[Passage provided start]

A man came to Libnani, a Sufi teacher, and this interchange took place:
Man: “I wish to learn, will you teach me?”
Libnani: “I do not feel that you know how to learn.”
Man: “Can you teach me how to learn?”
Libnani: “Can you learn how to let me teach?”
Merriam-Webster defines learning as: the act or experience of one that learns; knowledge or skill acquired by instruction or study; modification of a behavioral tendency by experience.
Learning is either experienced or acquired by instruction or study. It is the process of acquiring or delivering information.
Learning starts with an inquiry, as so succinctly stated by Ali ibn Abi Talib (RA) who nearly 14 centuries ago said, ‘He who asks learns.’ Umar ibn Khattab (RA) said, “Half of one’s learning lies in his asking questions.” [See this authors book: Wisdom of Mankind, available in the Amazon.com for many such quotations.]
Thus, learning is a choice that one has to make to be knowledgeable.
What is knowledge? Merriam-Webster defines it as facts, information, and skills acquired by a person through experience or education; the theoretical or practical understanding of a subject; awareness or familiarity gained by experience of a fact or situation.
Knowledge involves understanding, comprehension, and mastery. It is about acquiring, sustaining, growing, sharing, and applying information to achieve a goal and make an impact.
If learning is a recipe, then knowledge is the cake. If learning is a process, then knowledge is the effect of that process.
One cannot make the right decision in life without knowledge. One needs to have knowledge in order to perform at his/her best. Succinctly put, one needs to have the right knowledge to be successful.
It is said that the willingness to learn is a choice; the capacity to learn is a gift and the ability to learn is a skill.
In the Islamic context, the term used for knowledge in Arabic is ‘ilm that has a much wider connotation than its synonyms in English and other Western languages. ‘Ilm is an all-embracing term covering theory, action and education; ‘ilm is also gnosis or ma’rifah. Ma’rifah is ultimate knowledge and it springs from the knowledge of the self (e.g., consider the Prophetic hadith: Man ‘arafa nafsahu fa qad ‘arafa Rabbbahu, ‘He who knows himself knows his Lord’). This process also includes knowledge of the phenomenal world. Therefore, wisdom and knowledge which are regarded as two different things in the non–Muslim world are one and the same in the Islamic perspective.
The sources of ‘ilm are the reason (‘aql) and revelation (or mystical experience). Revelation gives one the self-knowledge needed to use reason or ‘aql correctly. Similarly, reason can help to support revelation.

[Passage provided end]
[Dataset entries start]

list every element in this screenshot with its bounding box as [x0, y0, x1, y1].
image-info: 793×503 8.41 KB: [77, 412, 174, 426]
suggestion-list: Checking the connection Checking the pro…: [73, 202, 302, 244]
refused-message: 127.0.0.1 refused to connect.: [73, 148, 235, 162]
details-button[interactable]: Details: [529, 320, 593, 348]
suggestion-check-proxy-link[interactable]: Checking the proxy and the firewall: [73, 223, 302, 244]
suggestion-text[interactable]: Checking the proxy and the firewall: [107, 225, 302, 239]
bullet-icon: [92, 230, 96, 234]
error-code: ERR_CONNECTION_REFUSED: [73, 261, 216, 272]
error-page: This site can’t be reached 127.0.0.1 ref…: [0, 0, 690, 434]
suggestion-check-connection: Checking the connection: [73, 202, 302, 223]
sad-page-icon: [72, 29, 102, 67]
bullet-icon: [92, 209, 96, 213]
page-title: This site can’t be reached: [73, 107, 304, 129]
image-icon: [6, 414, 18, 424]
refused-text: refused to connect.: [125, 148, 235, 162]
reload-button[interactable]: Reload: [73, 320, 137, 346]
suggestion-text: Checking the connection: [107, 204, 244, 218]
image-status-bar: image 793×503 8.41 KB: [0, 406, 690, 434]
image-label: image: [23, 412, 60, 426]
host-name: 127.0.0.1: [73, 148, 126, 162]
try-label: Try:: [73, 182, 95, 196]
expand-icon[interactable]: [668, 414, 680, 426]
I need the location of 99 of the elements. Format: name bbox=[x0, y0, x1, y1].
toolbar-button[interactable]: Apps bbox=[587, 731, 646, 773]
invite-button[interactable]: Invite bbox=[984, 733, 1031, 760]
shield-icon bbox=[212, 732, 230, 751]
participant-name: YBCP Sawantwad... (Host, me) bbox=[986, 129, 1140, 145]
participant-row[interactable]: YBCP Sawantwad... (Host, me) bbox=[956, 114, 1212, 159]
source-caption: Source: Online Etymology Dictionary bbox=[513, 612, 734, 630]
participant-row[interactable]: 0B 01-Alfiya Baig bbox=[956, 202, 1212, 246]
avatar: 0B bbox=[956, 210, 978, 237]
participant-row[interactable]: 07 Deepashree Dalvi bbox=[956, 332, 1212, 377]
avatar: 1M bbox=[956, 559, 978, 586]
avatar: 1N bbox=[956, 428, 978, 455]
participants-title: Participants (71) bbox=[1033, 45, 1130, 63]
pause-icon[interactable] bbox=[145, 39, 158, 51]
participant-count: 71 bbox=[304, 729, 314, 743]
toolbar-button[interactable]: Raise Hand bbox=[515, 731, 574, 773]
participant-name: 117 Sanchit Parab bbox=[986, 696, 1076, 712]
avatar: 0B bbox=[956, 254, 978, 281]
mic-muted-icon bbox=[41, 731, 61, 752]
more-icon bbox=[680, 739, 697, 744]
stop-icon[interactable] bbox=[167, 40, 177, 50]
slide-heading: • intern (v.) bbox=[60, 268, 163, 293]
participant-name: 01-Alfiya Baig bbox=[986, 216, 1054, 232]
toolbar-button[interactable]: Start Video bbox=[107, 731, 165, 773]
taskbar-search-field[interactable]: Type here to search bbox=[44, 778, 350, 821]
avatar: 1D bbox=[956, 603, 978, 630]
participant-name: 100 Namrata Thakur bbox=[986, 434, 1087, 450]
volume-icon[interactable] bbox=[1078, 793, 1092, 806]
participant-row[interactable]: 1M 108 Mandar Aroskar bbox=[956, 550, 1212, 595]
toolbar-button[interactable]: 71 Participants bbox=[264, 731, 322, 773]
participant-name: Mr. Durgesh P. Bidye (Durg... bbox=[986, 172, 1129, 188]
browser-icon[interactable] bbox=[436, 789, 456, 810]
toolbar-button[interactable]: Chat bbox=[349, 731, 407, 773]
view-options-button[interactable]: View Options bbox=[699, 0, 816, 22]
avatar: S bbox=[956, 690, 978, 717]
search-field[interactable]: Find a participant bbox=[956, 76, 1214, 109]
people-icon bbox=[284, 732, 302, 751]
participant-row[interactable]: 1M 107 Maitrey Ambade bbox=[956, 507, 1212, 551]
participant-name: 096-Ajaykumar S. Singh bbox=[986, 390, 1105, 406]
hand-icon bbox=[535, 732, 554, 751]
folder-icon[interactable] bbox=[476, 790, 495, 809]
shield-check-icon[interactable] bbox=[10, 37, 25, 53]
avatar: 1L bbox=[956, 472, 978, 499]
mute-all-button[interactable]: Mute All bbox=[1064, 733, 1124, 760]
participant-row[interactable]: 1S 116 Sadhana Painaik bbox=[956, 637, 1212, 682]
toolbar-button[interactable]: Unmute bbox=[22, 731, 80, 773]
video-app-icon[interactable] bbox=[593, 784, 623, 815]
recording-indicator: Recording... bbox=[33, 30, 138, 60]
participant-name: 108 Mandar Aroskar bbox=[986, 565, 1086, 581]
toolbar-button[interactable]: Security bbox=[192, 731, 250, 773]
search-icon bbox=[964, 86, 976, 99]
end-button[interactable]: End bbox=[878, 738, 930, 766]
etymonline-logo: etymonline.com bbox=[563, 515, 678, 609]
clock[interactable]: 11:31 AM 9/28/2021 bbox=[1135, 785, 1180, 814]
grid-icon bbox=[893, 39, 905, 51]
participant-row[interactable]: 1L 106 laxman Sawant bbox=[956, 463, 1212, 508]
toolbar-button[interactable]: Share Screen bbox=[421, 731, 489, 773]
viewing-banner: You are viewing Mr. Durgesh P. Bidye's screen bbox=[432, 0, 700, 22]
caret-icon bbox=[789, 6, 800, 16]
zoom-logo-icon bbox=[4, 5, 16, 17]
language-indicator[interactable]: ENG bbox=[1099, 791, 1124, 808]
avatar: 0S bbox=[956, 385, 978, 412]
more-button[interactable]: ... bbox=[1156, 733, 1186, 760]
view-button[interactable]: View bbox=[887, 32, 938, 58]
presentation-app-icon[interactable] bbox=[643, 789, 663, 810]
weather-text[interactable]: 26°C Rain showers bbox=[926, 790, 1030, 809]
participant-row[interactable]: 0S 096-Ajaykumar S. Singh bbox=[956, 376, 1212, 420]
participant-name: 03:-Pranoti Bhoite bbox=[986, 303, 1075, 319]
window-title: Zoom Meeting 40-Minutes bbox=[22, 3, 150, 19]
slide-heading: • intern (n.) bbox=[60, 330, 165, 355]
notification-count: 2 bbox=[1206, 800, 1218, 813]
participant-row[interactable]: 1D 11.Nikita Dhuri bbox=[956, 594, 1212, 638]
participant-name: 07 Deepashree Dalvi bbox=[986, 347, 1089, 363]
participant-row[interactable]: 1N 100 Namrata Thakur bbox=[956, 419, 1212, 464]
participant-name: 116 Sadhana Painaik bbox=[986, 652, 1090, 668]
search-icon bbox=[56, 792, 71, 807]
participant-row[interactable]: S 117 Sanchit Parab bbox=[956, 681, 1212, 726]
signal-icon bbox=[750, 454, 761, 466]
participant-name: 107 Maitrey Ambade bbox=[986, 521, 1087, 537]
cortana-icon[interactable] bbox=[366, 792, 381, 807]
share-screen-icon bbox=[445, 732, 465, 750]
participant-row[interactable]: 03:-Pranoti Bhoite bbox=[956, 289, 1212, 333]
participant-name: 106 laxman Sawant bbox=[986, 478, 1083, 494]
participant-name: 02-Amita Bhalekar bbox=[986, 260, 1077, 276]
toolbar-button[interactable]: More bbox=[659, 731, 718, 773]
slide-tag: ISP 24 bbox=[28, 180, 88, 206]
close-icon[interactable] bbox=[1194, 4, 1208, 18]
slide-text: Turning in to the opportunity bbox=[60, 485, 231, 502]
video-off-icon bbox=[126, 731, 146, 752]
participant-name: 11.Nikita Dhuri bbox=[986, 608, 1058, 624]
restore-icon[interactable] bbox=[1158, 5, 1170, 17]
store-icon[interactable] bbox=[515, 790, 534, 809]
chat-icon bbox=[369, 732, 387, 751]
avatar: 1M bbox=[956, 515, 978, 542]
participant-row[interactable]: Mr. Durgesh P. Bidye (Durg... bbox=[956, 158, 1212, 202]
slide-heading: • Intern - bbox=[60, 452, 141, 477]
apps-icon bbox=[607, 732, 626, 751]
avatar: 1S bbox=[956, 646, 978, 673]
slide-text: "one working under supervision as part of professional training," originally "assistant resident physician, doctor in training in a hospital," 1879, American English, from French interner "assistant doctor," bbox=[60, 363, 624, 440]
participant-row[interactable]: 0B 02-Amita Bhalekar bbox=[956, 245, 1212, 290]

[Dataset entries end]

▶ [What you will do]
1) From the passage on learning and knowledge, quote the stretch from "Merriam-Webster defines learning" through "or delivering information.".
2) Answer these from the passage on learning and knowledge:
(a) Who is quoted as saying "He who asks learns"?
(b) What Arabic term is used for knowledge in the Islamic context?
(c) What are the sources of that knowledge?
3) Render this sentence from the passage on learning and knowledge in Spanish: "If learning is a recipe, then knowledge is the cake."
The rows are not needed for any of this work.

▶ [Solved problems]
1)
Merriam-Webster defines learning as: the act or experience of one that learns; knowledge or skill acquired by instruction or study; modification of a behavioral tendency by experience.
Learning is either experienced or acquired by instruction or study. It is the process of acquiring or delivering information.

2)
(a) Ali ibn Abi Talib (RA)
(b) ‘Ilm
(c) Reason (‘aql) and revelation (or mystical experience)

3) Si el aprendizaje es una receta, entonces el conocimiento es el pastel.